_Supplied entries_:
---*---
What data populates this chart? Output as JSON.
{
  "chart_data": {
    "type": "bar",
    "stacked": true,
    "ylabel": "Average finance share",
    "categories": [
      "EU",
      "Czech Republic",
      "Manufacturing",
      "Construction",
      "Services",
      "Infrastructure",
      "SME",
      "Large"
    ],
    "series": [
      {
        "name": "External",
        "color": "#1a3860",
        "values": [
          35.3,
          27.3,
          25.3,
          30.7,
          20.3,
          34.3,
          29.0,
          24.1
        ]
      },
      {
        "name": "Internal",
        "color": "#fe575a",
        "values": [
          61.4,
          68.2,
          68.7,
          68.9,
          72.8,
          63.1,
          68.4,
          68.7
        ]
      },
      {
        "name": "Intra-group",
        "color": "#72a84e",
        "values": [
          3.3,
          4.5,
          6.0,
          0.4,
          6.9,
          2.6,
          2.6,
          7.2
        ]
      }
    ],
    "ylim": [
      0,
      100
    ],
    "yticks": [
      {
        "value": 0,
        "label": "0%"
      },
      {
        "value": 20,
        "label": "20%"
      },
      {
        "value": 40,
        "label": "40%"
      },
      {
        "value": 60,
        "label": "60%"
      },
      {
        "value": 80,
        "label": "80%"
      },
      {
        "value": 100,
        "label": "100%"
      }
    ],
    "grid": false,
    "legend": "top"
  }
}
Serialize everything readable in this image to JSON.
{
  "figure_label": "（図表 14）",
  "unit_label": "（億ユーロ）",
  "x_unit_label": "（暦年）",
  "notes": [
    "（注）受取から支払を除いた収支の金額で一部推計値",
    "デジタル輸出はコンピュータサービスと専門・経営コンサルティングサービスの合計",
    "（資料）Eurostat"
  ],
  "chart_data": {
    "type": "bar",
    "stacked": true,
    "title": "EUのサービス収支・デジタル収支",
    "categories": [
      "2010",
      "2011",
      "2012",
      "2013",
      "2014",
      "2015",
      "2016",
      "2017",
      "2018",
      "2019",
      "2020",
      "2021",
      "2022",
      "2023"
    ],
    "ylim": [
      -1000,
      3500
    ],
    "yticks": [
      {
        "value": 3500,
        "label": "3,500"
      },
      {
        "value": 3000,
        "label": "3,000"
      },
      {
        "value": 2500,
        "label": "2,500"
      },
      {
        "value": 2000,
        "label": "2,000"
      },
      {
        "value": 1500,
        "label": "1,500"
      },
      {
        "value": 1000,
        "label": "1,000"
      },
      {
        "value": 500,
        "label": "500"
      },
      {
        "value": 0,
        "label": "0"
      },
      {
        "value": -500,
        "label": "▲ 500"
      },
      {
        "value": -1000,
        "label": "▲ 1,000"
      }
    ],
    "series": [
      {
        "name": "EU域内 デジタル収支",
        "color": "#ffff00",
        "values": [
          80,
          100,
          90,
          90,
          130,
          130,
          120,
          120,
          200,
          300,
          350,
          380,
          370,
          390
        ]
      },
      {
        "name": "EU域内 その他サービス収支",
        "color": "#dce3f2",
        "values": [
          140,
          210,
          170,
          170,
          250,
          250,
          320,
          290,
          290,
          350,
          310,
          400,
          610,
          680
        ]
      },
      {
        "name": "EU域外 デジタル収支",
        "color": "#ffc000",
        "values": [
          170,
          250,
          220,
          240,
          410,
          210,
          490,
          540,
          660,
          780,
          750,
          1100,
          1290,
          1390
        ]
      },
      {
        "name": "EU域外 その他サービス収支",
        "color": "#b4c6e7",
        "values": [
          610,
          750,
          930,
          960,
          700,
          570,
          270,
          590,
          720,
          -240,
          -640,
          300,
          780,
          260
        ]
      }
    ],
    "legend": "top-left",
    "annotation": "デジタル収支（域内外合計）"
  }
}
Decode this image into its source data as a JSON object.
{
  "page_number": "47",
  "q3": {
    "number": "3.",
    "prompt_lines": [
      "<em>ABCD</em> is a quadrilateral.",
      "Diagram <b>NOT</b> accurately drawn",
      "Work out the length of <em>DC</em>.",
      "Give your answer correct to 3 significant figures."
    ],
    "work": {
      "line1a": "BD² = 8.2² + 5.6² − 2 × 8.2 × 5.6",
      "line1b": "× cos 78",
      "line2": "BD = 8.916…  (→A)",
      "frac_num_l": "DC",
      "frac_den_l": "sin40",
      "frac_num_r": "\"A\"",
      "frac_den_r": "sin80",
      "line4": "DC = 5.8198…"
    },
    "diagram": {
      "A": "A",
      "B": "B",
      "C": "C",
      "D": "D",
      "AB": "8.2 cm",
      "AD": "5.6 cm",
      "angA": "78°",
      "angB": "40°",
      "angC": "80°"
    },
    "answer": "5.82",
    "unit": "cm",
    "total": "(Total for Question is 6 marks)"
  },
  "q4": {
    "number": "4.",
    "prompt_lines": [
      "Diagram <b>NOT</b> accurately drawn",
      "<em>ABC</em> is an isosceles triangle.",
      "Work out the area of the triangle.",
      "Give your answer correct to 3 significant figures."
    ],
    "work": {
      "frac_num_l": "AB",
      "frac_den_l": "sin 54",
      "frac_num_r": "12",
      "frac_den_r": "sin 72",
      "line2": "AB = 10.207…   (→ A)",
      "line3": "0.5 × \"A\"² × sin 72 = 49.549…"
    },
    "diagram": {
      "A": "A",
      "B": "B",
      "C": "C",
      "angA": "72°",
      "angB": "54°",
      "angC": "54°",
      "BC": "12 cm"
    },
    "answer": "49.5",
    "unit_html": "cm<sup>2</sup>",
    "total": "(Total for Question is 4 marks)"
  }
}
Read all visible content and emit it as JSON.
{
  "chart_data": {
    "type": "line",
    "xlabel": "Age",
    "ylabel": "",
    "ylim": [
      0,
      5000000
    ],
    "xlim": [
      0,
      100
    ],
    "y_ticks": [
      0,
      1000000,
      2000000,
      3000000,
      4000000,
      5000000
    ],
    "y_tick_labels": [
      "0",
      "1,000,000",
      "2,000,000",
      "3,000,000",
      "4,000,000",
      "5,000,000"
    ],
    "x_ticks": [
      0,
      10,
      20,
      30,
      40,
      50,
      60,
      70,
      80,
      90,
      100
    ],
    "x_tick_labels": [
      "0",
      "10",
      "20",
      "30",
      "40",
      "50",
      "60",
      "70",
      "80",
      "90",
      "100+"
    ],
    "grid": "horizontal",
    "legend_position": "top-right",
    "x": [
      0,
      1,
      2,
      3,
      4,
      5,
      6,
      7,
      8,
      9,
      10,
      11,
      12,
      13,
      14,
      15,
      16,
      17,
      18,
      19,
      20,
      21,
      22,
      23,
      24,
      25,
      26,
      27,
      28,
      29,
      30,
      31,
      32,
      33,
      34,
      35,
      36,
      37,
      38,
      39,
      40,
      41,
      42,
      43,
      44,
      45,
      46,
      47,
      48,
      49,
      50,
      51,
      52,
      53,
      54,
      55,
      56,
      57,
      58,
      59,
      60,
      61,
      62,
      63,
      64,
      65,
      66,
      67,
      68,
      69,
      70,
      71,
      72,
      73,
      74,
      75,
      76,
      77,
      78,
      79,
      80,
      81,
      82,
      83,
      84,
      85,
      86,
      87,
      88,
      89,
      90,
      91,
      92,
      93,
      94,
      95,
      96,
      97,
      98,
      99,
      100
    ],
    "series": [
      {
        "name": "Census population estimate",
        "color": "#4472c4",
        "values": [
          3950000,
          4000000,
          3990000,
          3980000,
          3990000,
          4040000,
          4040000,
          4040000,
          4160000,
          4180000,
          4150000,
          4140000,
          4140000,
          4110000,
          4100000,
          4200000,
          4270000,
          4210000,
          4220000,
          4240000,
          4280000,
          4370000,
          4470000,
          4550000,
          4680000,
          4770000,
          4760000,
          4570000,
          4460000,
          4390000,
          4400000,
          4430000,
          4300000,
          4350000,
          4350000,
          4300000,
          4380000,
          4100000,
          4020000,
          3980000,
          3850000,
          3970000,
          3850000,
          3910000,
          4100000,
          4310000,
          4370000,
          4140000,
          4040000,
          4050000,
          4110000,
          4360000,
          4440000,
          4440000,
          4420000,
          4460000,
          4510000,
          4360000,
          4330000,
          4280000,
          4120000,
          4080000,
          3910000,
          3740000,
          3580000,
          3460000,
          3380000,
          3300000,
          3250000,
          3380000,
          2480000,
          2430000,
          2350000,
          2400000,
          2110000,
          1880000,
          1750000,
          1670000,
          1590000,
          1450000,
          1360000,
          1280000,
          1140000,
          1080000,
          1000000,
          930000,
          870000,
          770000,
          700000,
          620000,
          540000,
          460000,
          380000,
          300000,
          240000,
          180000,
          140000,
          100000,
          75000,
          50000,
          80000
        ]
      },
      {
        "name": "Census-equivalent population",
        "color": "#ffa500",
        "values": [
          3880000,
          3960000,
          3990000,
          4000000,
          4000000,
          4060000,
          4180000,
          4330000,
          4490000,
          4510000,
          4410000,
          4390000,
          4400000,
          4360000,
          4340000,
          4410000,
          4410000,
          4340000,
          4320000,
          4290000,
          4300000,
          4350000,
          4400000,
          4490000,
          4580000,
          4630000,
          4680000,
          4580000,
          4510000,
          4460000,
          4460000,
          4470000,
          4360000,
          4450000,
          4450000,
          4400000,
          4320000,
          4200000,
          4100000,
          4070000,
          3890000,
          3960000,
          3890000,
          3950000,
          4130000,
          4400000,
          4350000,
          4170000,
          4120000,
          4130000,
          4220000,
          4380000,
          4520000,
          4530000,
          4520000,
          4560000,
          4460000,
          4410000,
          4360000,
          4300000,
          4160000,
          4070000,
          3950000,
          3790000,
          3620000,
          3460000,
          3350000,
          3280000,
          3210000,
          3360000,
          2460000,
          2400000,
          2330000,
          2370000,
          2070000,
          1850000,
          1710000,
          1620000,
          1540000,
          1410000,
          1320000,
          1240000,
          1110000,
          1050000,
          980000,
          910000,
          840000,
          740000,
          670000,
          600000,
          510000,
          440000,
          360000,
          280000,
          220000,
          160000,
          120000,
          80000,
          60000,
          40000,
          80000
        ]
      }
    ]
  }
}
---*---
_What to work on_: Search the records above for "JSON". Copy each line where it is found.

_Answer below_:
What data populates this chart? Output as JSON.
Serialize everything readable in this image to JSON.
Decode this image into its source data as a JSON object.
Read all visible content and emit it as JSON.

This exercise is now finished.